Task: Below is a block of records; repeat all of them exactly.

Data entries for graphics
++++++++++

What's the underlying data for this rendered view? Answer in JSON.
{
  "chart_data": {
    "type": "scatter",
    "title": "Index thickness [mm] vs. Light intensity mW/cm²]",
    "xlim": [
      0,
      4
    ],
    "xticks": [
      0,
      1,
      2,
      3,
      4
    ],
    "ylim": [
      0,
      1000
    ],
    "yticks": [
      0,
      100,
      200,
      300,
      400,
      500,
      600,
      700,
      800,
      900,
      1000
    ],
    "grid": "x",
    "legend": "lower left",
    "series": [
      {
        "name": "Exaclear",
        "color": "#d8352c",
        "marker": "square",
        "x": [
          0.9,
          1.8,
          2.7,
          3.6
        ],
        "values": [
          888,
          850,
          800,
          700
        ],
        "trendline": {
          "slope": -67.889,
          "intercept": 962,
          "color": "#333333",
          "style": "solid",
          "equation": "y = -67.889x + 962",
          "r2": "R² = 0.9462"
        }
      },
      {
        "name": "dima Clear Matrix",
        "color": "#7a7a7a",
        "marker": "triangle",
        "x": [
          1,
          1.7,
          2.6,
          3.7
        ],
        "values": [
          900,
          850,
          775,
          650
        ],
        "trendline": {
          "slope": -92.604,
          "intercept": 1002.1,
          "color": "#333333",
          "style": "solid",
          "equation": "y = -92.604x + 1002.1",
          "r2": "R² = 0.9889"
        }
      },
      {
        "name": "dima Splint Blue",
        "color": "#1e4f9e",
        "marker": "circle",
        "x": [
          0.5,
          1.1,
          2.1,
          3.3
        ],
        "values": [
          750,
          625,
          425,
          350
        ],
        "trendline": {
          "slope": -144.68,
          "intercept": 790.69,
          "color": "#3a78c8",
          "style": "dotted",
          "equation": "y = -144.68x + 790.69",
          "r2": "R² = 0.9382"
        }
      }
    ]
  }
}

++++++++++

Exercise response:
What's the underlying data for this rendered view? Answer in JSON.
{
  "chart_data": {
    "type": "scatter",
    "title": "Index thickness [mm] vs. Light intensity mW/cm²]",
    "xlim": [
      0,
      4
    ],
    "xticks": [
      0,
      1,
      2,
      3,
      4
    ],
    "ylim": [
      0,
      1000
    ],
    "yticks": [
      0,
      100,
      200,
      300,
      400,
      500,
      600,
      700,
      800,
      900,
      1000
    ],
    "grid": "x",
    "legend": "lower left",
    "series": [
      {
        "name": "Exaclear",
        "color": "#d8352c",
        "marker": "square",
        "x": [
          0.9,
          1.8,
          2.7,
          3.6
        ],
        "values": [
          888,
          850,
          800,
          700
        ],
        "trendline": {
          "slope": -67.889,
          "intercept": 962,
          "color": "#333333",
          "style": "solid",
          "equation": "y = -67.889x + 962",
          "r2": "R² = 0.9462"
        }
      },
      {
        "name": "dima Clear Matrix",
        "color": "#7a7a7a",
        "marker": "triangle",
        "x": [
          1,
          1.7,
          2.6,
          3.7
        ],
        "values": [
          900,
          850,
          775,
          650
        ],
        "trendline": {
          "slope": -92.604,
          "intercept": 1002.1,
          "color": "#333333",
          "style": "solid",
          "equation": "y = -92.604x + 1002.1",
          "r2": "R² = 0.9889"
        }
      },
      {
        "name": "dima Splint Blue",
        "color": "#1e4f9e",
        "marker": "circle",
        "x": [
          0.5,
          1.1,
          2.1,
          3.3
        ],
        "values": [
          750,
          625,
          425,
          350
        ],
        "trendline": {
          "slope": -144.68,
          "intercept": 790.69,
          "color": "#3a78c8",
          "style": "dotted",
          "equation": "y = -144.68x + 790.69",
          "r2": "R² = 0.9382"
        }
      }
    ]
  }
}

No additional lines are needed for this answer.